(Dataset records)
──────────────────────────────

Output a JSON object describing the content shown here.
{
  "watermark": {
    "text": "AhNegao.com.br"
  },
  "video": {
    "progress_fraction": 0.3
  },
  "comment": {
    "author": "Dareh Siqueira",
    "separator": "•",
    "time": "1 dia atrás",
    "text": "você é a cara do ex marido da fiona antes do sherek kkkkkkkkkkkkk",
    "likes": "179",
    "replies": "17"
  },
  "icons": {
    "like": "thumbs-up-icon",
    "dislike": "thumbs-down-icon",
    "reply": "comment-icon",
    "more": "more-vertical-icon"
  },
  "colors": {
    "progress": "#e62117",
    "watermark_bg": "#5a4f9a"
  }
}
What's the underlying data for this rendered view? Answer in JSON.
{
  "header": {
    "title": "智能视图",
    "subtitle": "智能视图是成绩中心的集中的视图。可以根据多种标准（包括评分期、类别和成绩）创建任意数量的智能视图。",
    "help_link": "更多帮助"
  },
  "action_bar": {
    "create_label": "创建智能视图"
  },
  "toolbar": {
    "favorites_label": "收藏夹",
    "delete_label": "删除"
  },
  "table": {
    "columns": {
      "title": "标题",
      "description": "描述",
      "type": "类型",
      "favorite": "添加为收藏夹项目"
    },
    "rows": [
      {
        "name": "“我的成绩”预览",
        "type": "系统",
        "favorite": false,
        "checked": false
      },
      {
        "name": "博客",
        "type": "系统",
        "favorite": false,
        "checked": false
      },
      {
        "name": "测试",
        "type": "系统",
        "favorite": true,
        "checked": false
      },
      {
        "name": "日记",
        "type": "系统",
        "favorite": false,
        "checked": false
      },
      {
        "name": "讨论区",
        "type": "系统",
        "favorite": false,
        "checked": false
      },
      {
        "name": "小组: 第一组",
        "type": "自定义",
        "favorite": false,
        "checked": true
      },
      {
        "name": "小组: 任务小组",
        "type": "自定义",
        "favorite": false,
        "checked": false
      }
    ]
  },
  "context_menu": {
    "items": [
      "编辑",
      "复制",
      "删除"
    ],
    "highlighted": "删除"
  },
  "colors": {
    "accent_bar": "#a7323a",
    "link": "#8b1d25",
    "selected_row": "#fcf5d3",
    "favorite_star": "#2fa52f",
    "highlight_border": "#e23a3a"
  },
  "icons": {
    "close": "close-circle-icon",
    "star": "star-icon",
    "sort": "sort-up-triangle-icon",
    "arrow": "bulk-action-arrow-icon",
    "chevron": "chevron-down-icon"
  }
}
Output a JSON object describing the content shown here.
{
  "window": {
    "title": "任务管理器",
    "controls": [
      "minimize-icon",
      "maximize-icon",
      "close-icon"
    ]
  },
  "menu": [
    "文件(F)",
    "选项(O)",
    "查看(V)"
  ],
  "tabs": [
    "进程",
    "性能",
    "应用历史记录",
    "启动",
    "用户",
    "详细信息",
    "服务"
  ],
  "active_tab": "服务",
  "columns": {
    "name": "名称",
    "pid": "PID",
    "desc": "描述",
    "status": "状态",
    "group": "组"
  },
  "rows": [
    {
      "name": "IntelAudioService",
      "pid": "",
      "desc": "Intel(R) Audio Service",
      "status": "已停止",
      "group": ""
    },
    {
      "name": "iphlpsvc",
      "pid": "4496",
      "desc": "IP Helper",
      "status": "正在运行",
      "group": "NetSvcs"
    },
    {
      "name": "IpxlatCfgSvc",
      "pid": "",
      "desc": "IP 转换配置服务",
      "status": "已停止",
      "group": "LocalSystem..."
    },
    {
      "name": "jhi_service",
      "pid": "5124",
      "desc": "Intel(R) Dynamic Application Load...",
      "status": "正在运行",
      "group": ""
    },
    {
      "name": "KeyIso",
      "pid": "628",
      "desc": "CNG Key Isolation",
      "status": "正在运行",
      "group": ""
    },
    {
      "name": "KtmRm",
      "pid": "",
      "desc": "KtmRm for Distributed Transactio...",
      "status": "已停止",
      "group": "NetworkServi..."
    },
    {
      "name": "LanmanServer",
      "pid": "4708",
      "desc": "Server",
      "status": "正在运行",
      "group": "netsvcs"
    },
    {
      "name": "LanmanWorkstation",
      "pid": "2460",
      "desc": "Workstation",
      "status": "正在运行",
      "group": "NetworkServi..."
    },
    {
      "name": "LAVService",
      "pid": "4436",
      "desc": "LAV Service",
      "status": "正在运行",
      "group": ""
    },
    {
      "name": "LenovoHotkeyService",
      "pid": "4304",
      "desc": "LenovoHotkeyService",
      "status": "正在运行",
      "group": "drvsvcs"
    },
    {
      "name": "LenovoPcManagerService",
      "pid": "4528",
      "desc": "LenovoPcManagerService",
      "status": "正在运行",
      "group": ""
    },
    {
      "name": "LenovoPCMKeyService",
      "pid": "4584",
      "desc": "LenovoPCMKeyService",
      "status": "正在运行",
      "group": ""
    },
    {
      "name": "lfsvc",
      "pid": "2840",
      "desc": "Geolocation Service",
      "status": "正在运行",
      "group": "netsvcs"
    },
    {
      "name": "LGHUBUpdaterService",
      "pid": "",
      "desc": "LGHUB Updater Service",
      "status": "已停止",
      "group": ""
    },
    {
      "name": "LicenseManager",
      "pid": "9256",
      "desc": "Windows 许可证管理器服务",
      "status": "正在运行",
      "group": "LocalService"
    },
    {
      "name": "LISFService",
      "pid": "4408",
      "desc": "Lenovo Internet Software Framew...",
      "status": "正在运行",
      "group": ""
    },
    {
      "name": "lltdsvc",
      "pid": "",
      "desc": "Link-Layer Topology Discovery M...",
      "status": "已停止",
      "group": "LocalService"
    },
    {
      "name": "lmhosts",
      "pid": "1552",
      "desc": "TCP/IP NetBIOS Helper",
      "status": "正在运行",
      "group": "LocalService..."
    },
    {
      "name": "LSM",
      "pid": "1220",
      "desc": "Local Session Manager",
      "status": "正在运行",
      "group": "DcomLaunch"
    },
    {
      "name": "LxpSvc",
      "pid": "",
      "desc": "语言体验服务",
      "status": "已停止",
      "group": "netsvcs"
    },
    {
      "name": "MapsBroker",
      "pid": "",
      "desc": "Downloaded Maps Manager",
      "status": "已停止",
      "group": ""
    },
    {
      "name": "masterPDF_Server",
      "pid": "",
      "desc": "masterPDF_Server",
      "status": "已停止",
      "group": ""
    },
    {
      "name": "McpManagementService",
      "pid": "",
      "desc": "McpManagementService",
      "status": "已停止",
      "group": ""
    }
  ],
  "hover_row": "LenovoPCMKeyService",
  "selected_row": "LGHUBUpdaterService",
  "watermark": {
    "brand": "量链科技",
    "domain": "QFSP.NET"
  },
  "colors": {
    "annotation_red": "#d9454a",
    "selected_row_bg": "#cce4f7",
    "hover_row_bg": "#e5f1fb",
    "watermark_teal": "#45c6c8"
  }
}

──────────────────────────────

__Goal__: Gather up, from the records above, each line where the word "Helper" appears.

__Finished task__:
      "desc": "IP Helper",
      "desc": "TCP/IP NetBIOS Helper",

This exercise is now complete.